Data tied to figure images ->
· · · · ·
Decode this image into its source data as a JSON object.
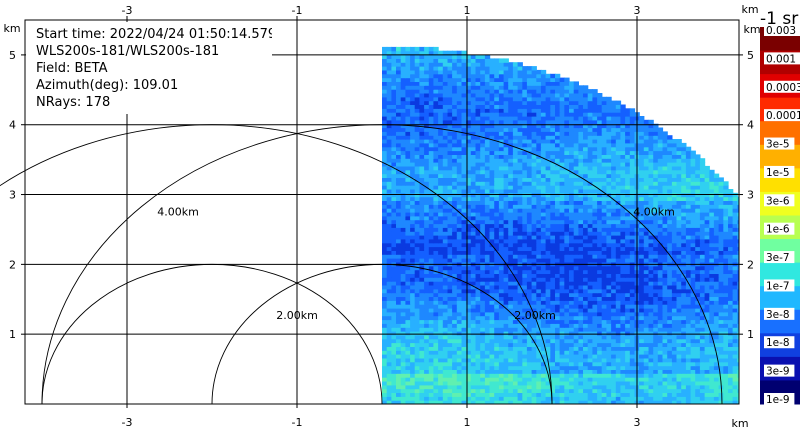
{
  "info": {
    "start_time": "Start time: 2022/04/24 01:50:14.579",
    "instrument": "WLS200s-181/WLS200s-181",
    "field": "Field: BETA",
    "azimuth": "Azimuth(deg): 109.01",
    "nrays": "NRays: 178"
  },
  "colorbar": {
    "title": "-1 sr",
    "labels": [
      "0.003",
      "0.001",
      "0.0003",
      "0.0001",
      "3e-5",
      "1e-5",
      "3e-6",
      "1e-6",
      "3e-7",
      "1e-7",
      "3e-8",
      "1e-8",
      "3e-9",
      "1e-9"
    ],
    "colors": [
      "#7a0000",
      "#b00000",
      "#e00000",
      "#ff2a00",
      "#ff7000",
      "#ffb000",
      "#ffe000",
      "#f0ff20",
      "#b8ff50",
      "#70ffa0",
      "#30e8e0",
      "#20b8ff",
      "#1870ff",
      "#1040e0",
      "#0a10b0",
      "#000070"
    ]
  },
  "chart_data": {
    "type": "heatmap",
    "xlabel": "km",
    "ylabel": "km",
    "xlim": [
      -4.2,
      4.2
    ],
    "ylim": [
      0,
      5.5
    ],
    "xticks": [
      -3,
      -1,
      1,
      3
    ],
    "yticks": [
      1,
      2,
      3,
      4,
      5
    ],
    "range_rings": [
      {
        "label": "2.00km",
        "radius": 2.0
      },
      {
        "label": "4.00km",
        "radius": 4.0
      }
    ],
    "sector": {
      "max_range_km": 5.1,
      "theta_deg": [
        0,
        90
      ]
    }
  }
}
· · · · ·
Exercise objective ->
Transcribe the listing in full and omit the pictures.

Task solution ->
Decode this image into its source data as a JSON object.
{
  "info": {
    "start_time": "Start time: 2022/04/24 01:50:14.579",
    "instrument": "WLS200s-181/WLS200s-181",
    "field": "Field: BETA",
    "azimuth": "Azimuth(deg): 109.01",
    "nrays": "NRays: 178"
  },
  "colorbar": {
    "title": "-1 sr",
    "labels": [
      "0.003",
      "0.001",
      "0.0003",
      "0.0001",
      "3e-5",
      "1e-5",
      "3e-6",
      "1e-6",
      "3e-7",
      "1e-7",
      "3e-8",
      "1e-8",
      "3e-9",
      "1e-9"
    ],
    "colors": [
      "#7a0000",
      "#b00000",
      "#e00000",
      "#ff2a00",
      "#ff7000",
      "#ffb000",
      "#ffe000",
      "#f0ff20",
      "#b8ff50",
      "#70ffa0",
      "#30e8e0",
      "#20b8ff",
      "#1870ff",
      "#1040e0",
      "#0a10b0",
      "#000070"
    ]
  },
  "chart_data": {
    "type": "heatmap",
    "xlabel": "km",
    "ylabel": "km",
    "xlim": [
      -4.2,
      4.2
    ],
    "ylim": [
      0,
      5.5
    ],
    "xticks": [
      -3,
      -1,
      1,
      3
    ],
    "yticks": [
      1,
      2,
      3,
      4,
      5
    ],
    "range_rings": [
      {
        "label": "2.00km",
        "radius": 2.0
      },
      {
        "label": "4.00km",
        "radius": 4.0
      }
    ],
    "sector": {
      "max_range_km": 5.1,
      "theta_deg": [
        0,
        90
      ]
    }
  }
}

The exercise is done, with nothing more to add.